[Listings of boxed layout items]
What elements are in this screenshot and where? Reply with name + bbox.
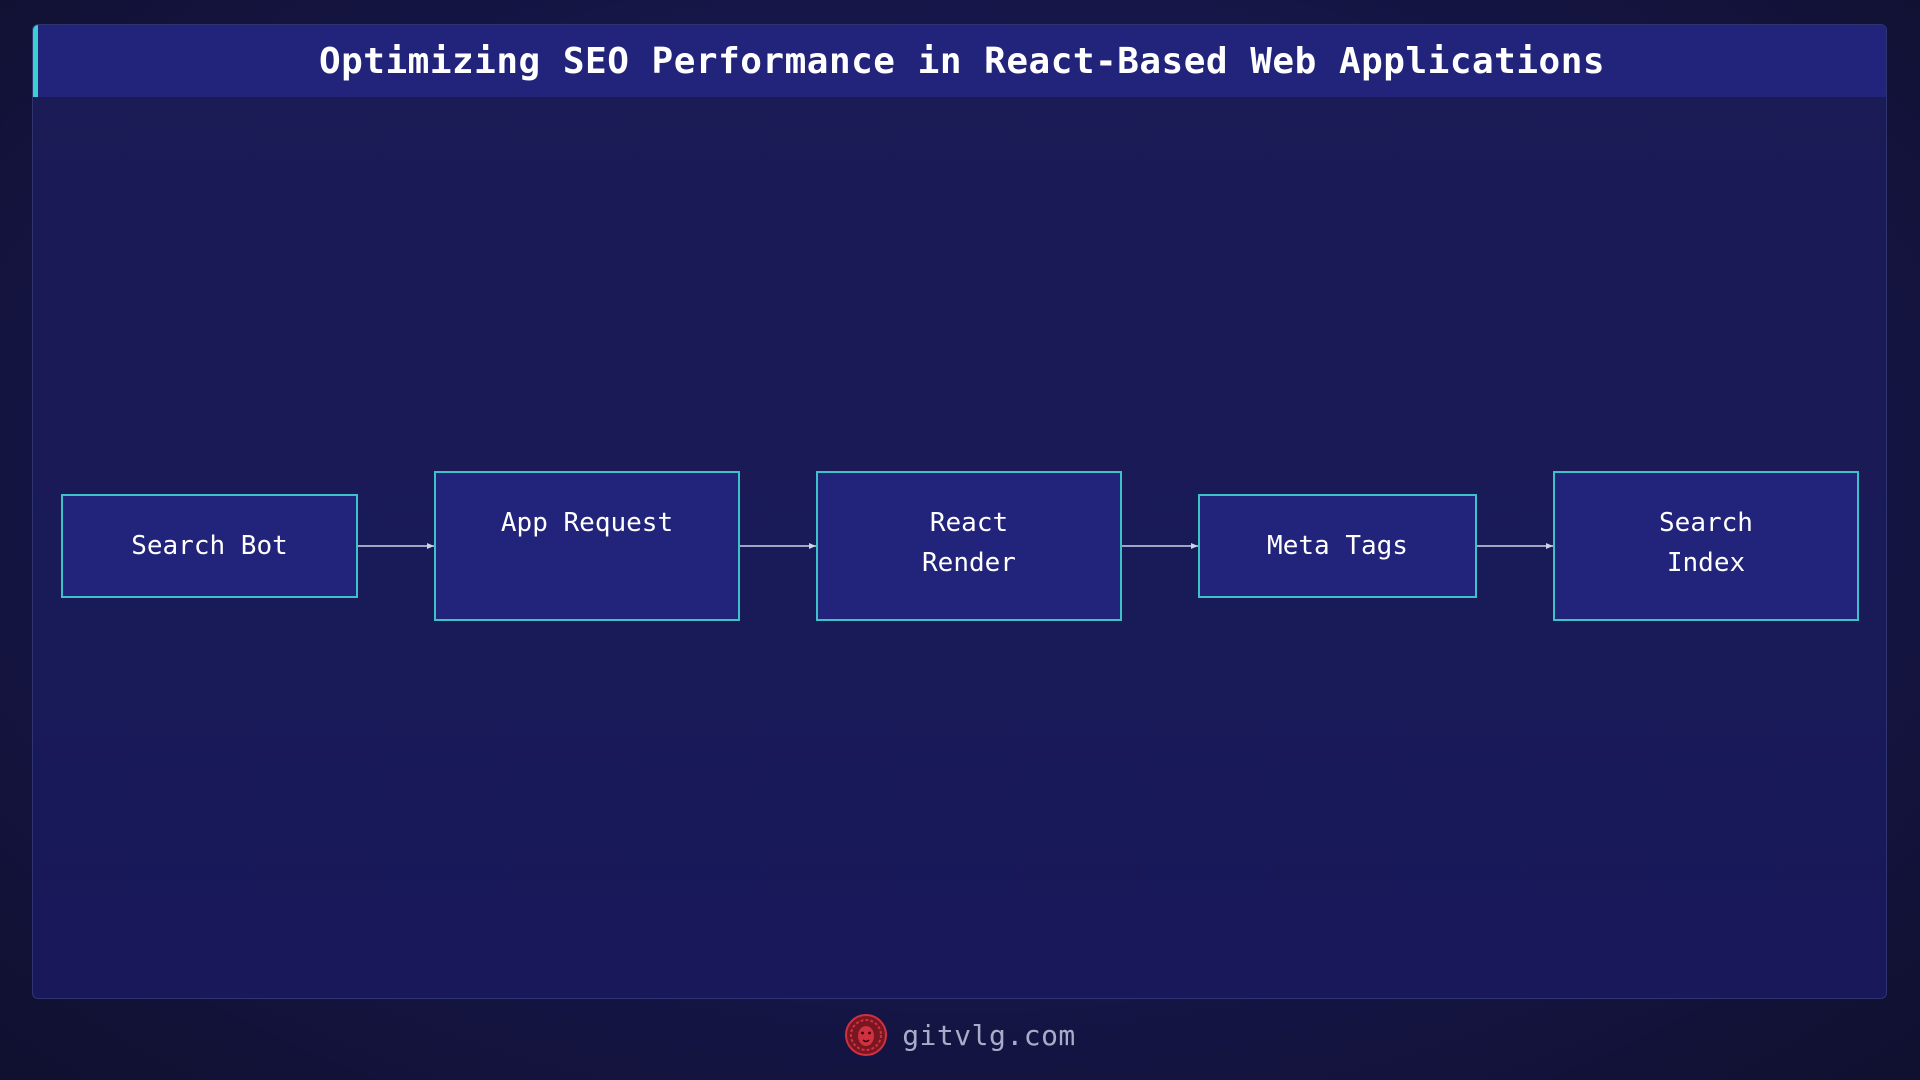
footer-site-text[interactable]: gitvlg.com: [902, 1019, 1076, 1052]
node-label: React Render: [922, 508, 1016, 578]
node-search-bot: Search Bot: [61, 494, 358, 598]
node-label: Search Index: [1659, 508, 1753, 578]
footer: gitvlg.com: [0, 1010, 1920, 1060]
node-label: App Request: [500, 508, 674, 538]
lion-head-logo-icon: [845, 1014, 888, 1056]
flow-diagram: Search Bot App Request React Render Meta…: [0, 0, 1920, 1080]
node-meta-tags: Meta Tags: [1198, 494, 1477, 598]
node-react-render: React Render: [816, 471, 1122, 621]
node-label: Meta Tags: [1267, 531, 1408, 561]
node-search-index: Search Index: [1553, 471, 1859, 621]
node-label: Search Bot: [131, 531, 288, 561]
node-app-request: App Request: [434, 471, 740, 621]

→ WRITTEN PROBLEM
Turn the lines above into a numbered list, omitting any blank lines and leaving out the picture.

→ EXERCISE RESPONSE
1. What elements are in this screenshot and where? Reply with name + bbox.
2. footer-site-text[interactable]: gitvlg.com: [902, 1019, 1076, 1052]
3. node-label: React Render: [922, 508, 1016, 578]
4. node-search-bot: Search Bot: [61, 494, 358, 598]
5. node-label: Search Index: [1659, 508, 1753, 578]
6. footer: gitvlg.com: [0, 1010, 1920, 1060]
7. node-label: App Request: [500, 508, 674, 538]
8. lion-head-logo-icon: [845, 1014, 888, 1056]
9. flow-diagram: Search Bot App Request React Render Meta…: [0, 0, 1920, 1080]
10. node-meta-tags: Meta Tags: [1198, 494, 1477, 598]
11. node-react-render: React Render: [816, 471, 1122, 621]
12. node-label: Meta Tags: [1267, 531, 1408, 561]
13. node-search-index: Search Index: [1553, 471, 1859, 621]
14. node-label: Search Bot: [131, 531, 288, 561]
15. node-app-request: App Request: [434, 471, 740, 621]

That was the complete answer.